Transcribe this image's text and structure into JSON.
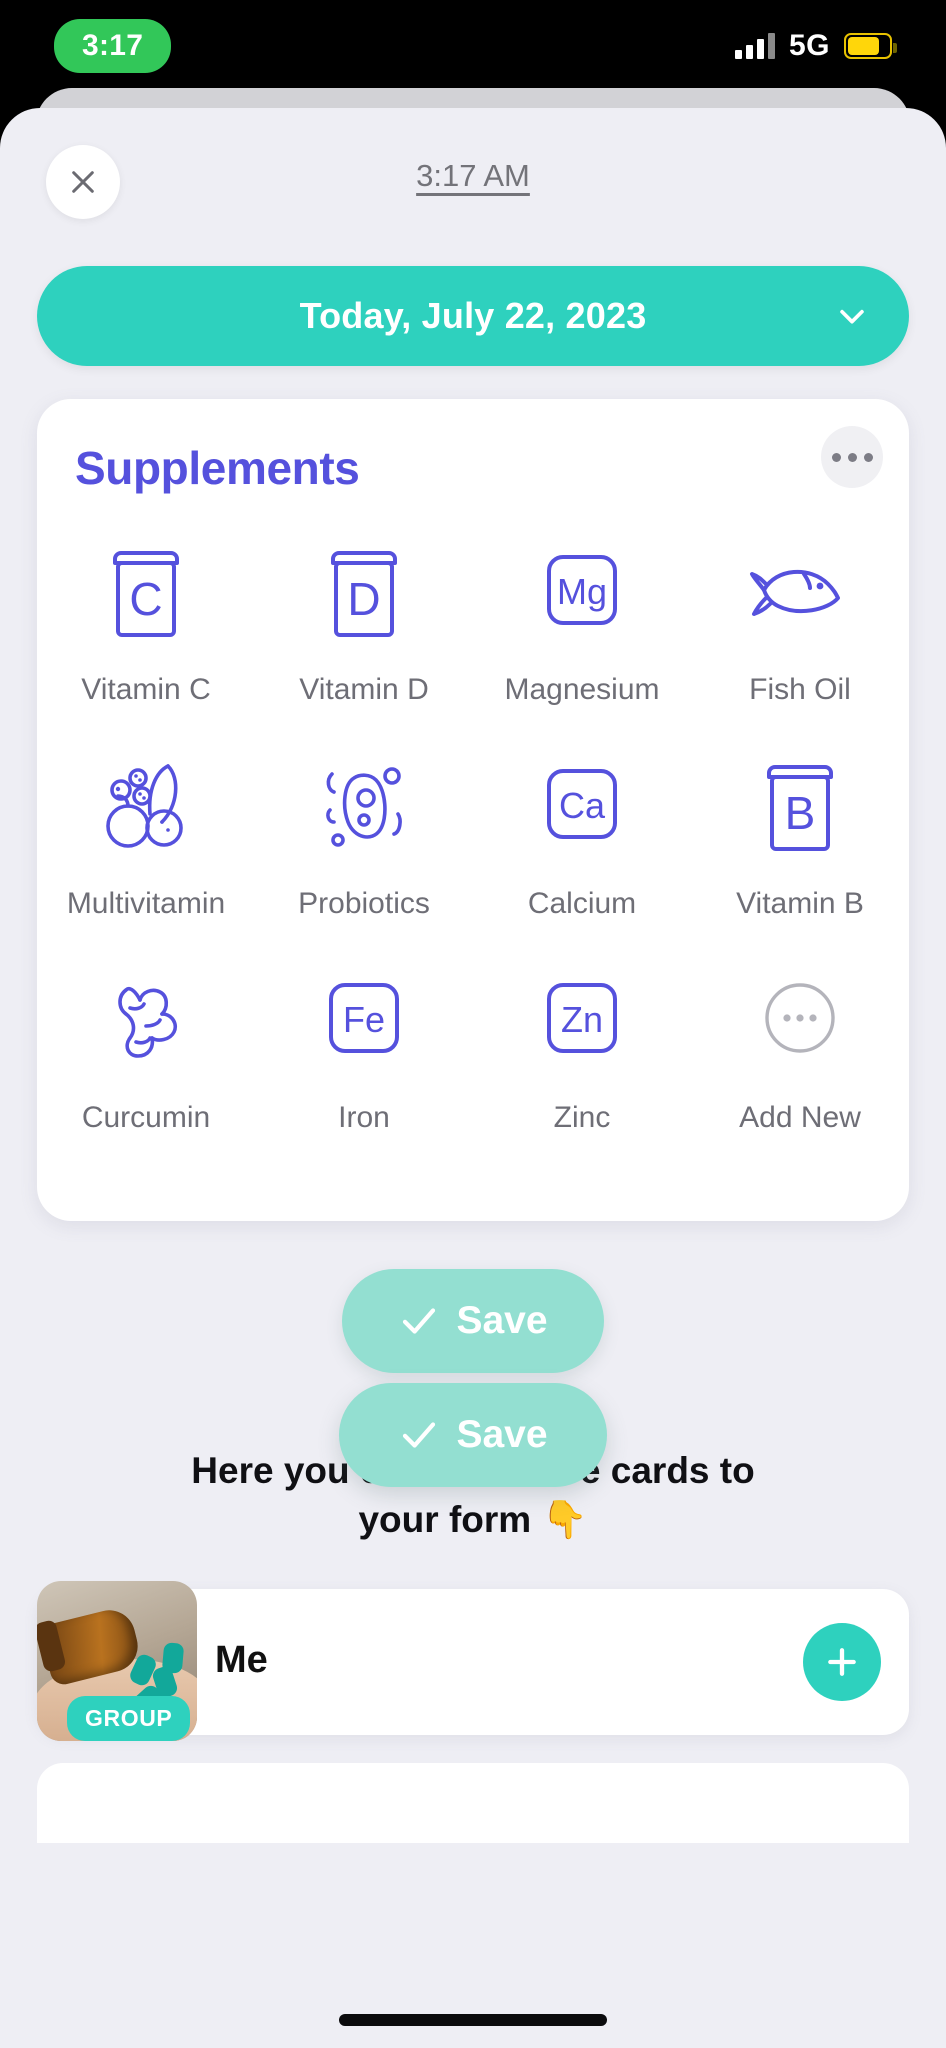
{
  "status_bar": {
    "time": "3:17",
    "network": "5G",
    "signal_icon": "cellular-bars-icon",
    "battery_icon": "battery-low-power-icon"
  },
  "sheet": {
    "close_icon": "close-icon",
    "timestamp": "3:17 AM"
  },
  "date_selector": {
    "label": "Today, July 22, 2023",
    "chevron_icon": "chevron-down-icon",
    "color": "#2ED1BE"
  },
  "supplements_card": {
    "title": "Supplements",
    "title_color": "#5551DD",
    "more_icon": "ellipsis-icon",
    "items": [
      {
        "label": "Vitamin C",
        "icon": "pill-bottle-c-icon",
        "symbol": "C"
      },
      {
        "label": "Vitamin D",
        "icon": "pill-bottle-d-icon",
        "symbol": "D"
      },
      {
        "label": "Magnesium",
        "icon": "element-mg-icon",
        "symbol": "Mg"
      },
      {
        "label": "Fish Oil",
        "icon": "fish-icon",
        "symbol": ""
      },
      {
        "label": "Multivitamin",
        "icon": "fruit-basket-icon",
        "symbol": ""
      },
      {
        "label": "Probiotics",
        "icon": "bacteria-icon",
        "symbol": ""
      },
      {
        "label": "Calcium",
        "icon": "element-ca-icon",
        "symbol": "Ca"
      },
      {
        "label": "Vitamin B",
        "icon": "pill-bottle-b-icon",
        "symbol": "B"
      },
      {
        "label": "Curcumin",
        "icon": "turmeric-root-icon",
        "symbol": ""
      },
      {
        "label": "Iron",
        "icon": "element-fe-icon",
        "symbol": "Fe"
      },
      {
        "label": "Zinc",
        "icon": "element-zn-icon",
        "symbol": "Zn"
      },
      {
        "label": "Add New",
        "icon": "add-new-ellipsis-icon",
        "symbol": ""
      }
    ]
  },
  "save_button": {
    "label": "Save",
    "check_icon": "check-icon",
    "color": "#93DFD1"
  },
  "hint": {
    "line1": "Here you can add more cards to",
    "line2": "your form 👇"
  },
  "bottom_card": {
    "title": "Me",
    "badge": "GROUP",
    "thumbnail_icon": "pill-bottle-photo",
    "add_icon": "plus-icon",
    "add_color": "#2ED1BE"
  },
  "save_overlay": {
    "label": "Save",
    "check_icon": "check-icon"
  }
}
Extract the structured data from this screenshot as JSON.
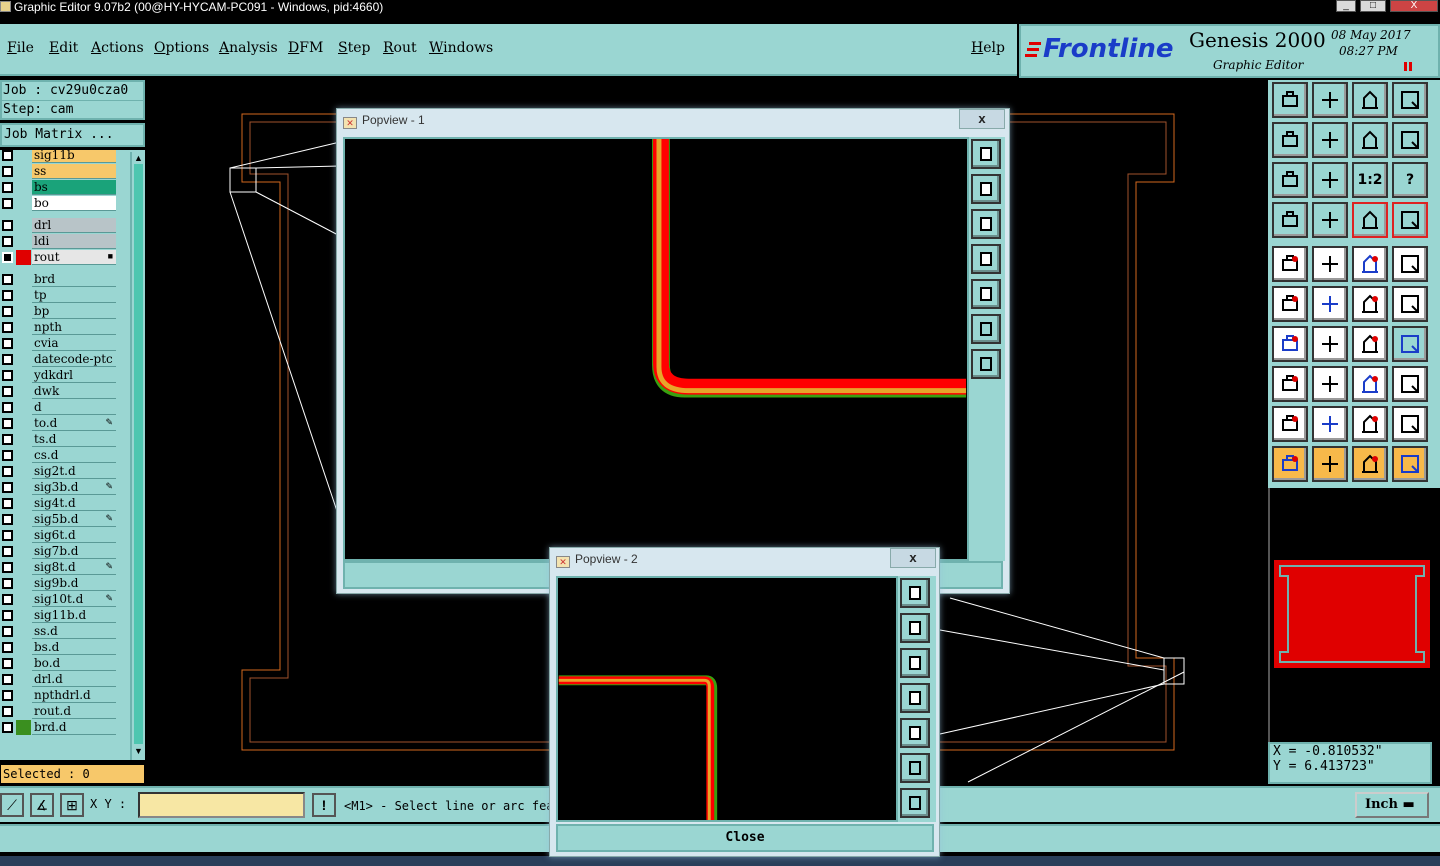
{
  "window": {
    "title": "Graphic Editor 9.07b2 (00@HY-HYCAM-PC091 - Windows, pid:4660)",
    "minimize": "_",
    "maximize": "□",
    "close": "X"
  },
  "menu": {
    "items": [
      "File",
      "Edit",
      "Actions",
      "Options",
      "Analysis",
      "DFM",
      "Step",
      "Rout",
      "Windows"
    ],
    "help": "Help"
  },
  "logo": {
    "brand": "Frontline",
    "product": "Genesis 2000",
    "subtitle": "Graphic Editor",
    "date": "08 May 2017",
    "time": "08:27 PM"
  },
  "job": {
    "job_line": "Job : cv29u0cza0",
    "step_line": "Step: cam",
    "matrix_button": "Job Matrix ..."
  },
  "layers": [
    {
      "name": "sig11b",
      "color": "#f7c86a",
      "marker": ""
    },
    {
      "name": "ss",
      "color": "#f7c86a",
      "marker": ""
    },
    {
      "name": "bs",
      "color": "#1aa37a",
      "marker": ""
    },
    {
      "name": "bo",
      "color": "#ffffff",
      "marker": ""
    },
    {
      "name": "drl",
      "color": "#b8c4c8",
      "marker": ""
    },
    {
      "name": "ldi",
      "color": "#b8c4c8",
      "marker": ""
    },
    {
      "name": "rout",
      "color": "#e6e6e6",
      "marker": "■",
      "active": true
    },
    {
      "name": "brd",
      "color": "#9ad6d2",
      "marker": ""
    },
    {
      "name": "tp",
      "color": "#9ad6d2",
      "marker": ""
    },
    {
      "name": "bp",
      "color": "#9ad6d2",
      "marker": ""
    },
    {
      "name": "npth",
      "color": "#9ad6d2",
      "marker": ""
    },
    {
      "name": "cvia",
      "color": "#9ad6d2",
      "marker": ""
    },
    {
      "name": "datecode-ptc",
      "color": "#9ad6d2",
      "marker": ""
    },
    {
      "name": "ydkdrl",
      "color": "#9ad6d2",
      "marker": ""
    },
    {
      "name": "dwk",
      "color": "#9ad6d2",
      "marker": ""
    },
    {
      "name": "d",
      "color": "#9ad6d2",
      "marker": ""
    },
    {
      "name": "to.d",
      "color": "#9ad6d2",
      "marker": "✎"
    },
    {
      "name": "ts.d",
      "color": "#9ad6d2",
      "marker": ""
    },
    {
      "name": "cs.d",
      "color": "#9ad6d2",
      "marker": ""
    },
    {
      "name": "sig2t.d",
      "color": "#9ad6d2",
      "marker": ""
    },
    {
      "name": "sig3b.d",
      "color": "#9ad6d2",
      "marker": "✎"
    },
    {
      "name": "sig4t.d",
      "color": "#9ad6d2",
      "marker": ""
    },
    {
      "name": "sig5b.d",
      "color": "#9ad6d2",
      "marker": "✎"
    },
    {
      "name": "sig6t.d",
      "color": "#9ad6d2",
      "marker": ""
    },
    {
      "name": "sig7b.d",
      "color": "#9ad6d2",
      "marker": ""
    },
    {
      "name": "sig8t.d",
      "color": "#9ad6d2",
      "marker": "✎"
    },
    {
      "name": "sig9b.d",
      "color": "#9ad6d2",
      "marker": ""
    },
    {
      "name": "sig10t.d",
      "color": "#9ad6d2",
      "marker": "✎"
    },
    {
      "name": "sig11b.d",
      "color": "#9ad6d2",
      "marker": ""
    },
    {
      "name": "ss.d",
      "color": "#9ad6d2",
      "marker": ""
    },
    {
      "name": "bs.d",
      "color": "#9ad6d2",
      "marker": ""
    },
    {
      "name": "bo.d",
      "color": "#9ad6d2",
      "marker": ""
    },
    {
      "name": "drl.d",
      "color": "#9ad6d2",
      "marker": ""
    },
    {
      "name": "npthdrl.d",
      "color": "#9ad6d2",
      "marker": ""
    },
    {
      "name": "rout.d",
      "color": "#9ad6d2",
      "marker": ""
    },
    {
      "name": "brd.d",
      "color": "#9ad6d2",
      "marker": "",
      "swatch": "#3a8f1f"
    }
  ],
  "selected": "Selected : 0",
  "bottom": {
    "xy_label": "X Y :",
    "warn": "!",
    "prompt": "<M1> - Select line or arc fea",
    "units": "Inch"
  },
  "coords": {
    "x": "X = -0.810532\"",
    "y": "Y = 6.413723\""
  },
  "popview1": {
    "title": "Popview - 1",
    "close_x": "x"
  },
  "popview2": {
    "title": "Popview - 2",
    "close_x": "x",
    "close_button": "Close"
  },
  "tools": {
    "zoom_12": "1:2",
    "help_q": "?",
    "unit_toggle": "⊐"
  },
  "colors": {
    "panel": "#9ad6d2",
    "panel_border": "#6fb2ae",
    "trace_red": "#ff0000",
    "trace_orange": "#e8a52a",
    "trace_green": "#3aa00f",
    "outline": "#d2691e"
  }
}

— THE PROBLEM —
Images stay out; everything else in the records must be given again exactly.

— SOLUTION TO THE EXERCISE —
Transcribe this image's text and structure into JSON.
{
  "status_bar": {
    "time": "3:17",
    "network": "5G",
    "signal_icon": "cellular-bars-icon",
    "battery_icon": "battery-low-power-icon"
  },
  "sheet": {
    "close_icon": "close-icon",
    "timestamp": "3:17 AM"
  },
  "date_selector": {
    "label": "Today, July 22, 2023",
    "chevron_icon": "chevron-down-icon",
    "color": "#2ED1BE"
  },
  "supplements_card": {
    "title": "Supplements",
    "title_color": "#5551DD",
    "more_icon": "ellipsis-icon",
    "items": [
      {
        "label": "Vitamin C",
        "icon": "pill-bottle-c-icon",
        "symbol": "C"
      },
      {
        "label": "Vitamin D",
        "icon": "pill-bottle-d-icon",
        "symbol": "D"
      },
      {
        "label": "Magnesium",
        "icon": "element-mg-icon",
        "symbol": "Mg"
      },
      {
        "label": "Fish Oil",
        "icon": "fish-icon",
        "symbol": ""
      },
      {
        "label": "Multivitamin",
        "icon": "fruit-basket-icon",
        "symbol": ""
      },
      {
        "label": "Probiotics",
        "icon": "bacteria-icon",
        "symbol": ""
      },
      {
        "label": "Calcium",
        "icon": "element-ca-icon",
        "symbol": "Ca"
      },
      {
        "label": "Vitamin B",
        "icon": "pill-bottle-b-icon",
        "symbol": "B"
      },
      {
        "label": "Curcumin",
        "icon": "turmeric-root-icon",
        "symbol": ""
      },
      {
        "label": "Iron",
        "icon": "element-fe-icon",
        "symbol": "Fe"
      },
      {
        "label": "Zinc",
        "icon": "element-zn-icon",
        "symbol": "Zn"
      },
      {
        "label": "Add New",
        "icon": "add-new-ellipsis-icon",
        "symbol": ""
      }
    ]
  },
  "save_button": {
    "label": "Save",
    "check_icon": "check-icon",
    "color": "#93DFD1"
  },
  "hint": {
    "line1": "Here you can add more cards to",
    "line2": "your form 👇"
  },
  "bottom_card": {
    "title": "Me",
    "badge": "GROUP",
    "thumbnail_icon": "pill-bottle-photo",
    "add_icon": "plus-icon",
    "add_color": "#2ED1BE"
  },
  "save_overlay": {
    "label": "Save",
    "check_icon": "check-icon"
  }
}
Extract the structured data from this screenshot as JSON.
{
  "window": {
    "title": "Graphic Editor 9.07b2 (00@HY-HYCAM-PC091 - Windows, pid:4660)",
    "minimize": "_",
    "maximize": "□",
    "close": "X"
  },
  "menu": {
    "items": [
      "File",
      "Edit",
      "Actions",
      "Options",
      "Analysis",
      "DFM",
      "Step",
      "Rout",
      "Windows"
    ],
    "help": "Help"
  },
  "logo": {
    "brand": "Frontline",
    "product": "Genesis 2000",
    "subtitle": "Graphic Editor",
    "date": "08 May 2017",
    "time": "08:27 PM"
  },
  "job": {
    "job_line": "Job : cv29u0cza0",
    "step_line": "Step: cam",
    "matrix_button": "Job Matrix ..."
  },
  "layers": [
    {
      "name": "sig11b",
      "color": "#f7c86a",
      "marker": ""
    },
    {
      "name": "ss",
      "color": "#f7c86a",
      "marker": ""
    },
    {
      "name": "bs",
      "color": "#1aa37a",
      "marker": ""
    },
    {
      "name": "bo",
      "color": "#ffffff",
      "marker": ""
    },
    {
      "name": "drl",
      "color": "#b8c4c8",
      "marker": ""
    },
    {
      "name": "ldi",
      "color": "#b8c4c8",
      "marker": ""
    },
    {
      "name": "rout",
      "color": "#e6e6e6",
      "marker": "■",
      "active": true
    },
    {
      "name": "brd",
      "color": "#9ad6d2",
      "marker": ""
    },
    {
      "name": "tp",
      "color": "#9ad6d2",
      "marker": ""
    },
    {
      "name": "bp",
      "color": "#9ad6d2",
      "marker": ""
    },
    {
      "name": "npth",
      "color": "#9ad6d2",
      "marker": ""
    },
    {
      "name": "cvia",
      "color": "#9ad6d2",
      "marker": ""
    },
    {
      "name": "datecode-ptc",
      "color": "#9ad6d2",
      "marker": ""
    },
    {
      "name": "ydkdrl",
      "color": "#9ad6d2",
      "marker": ""
    },
    {
      "name": "dwk",
      "color": "#9ad6d2",
      "marker": ""
    },
    {
      "name": "d",
      "color": "#9ad6d2",
      "marker": ""
    },
    {
      "name": "to.d",
      "color": "#9ad6d2",
      "marker": "✎"
    },
    {
      "name": "ts.d",
      "color": "#9ad6d2",
      "marker": ""
    },
    {
      "name": "cs.d",
      "color": "#9ad6d2",
      "marker": ""
    },
    {
      "name": "sig2t.d",
      "color": "#9ad6d2",
      "marker": ""
    },
    {
      "name": "sig3b.d",
      "color": "#9ad6d2",
      "marker": "✎"
    },
    {
      "name": "sig4t.d",
      "color": "#9ad6d2",
      "marker": ""
    },
    {
      "name": "sig5b.d",
      "color": "#9ad6d2",
      "marker": "✎"
    },
    {
      "name": "sig6t.d",
      "color": "#9ad6d2",
      "marker": ""
    },
    {
      "name": "sig7b.d",
      "color": "#9ad6d2",
      "marker": ""
    },
    {
      "name": "sig8t.d",
      "color": "#9ad6d2",
      "marker": "✎"
    },
    {
      "name": "sig9b.d",
      "color": "#9ad6d2",
      "marker": ""
    },
    {
      "name": "sig10t.d",
      "color": "#9ad6d2",
      "marker": "✎"
    },
    {
      "name": "sig11b.d",
      "color": "#9ad6d2",
      "marker": ""
    },
    {
      "name": "ss.d",
      "color": "#9ad6d2",
      "marker": ""
    },
    {
      "name": "bs.d",
      "color": "#9ad6d2",
      "marker": ""
    },
    {
      "name": "bo.d",
      "color": "#9ad6d2",
      "marker": ""
    },
    {
      "name": "drl.d",
      "color": "#9ad6d2",
      "marker": ""
    },
    {
      "name": "npthdrl.d",
      "color": "#9ad6d2",
      "marker": ""
    },
    {
      "name": "rout.d",
      "color": "#9ad6d2",
      "marker": ""
    },
    {
      "name": "brd.d",
      "color": "#9ad6d2",
      "marker": "",
      "swatch": "#3a8f1f"
    }
  ],
  "selected": "Selected : 0",
  "bottom": {
    "xy_label": "X Y :",
    "warn": "!",
    "prompt": "<M1> - Select line or arc fea",
    "units": "Inch"
  },
  "coords": {
    "x": "X = -0.810532\"",
    "y": "Y = 6.413723\""
  },
  "popview1": {
    "title": "Popview - 1",
    "close_x": "x"
  },
  "popview2": {
    "title": "Popview - 2",
    "close_x": "x",
    "close_button": "Close"
  },
  "tools": {
    "zoom_12": "1:2",
    "help_q": "?",
    "unit_toggle": "⊐"
  },
  "colors": {
    "panel": "#9ad6d2",
    "panel_border": "#6fb2ae",
    "trace_red": "#ff0000",
    "trace_orange": "#e8a52a",
    "trace_green": "#3aa00f",
    "outline": "#d2691e"
  }
}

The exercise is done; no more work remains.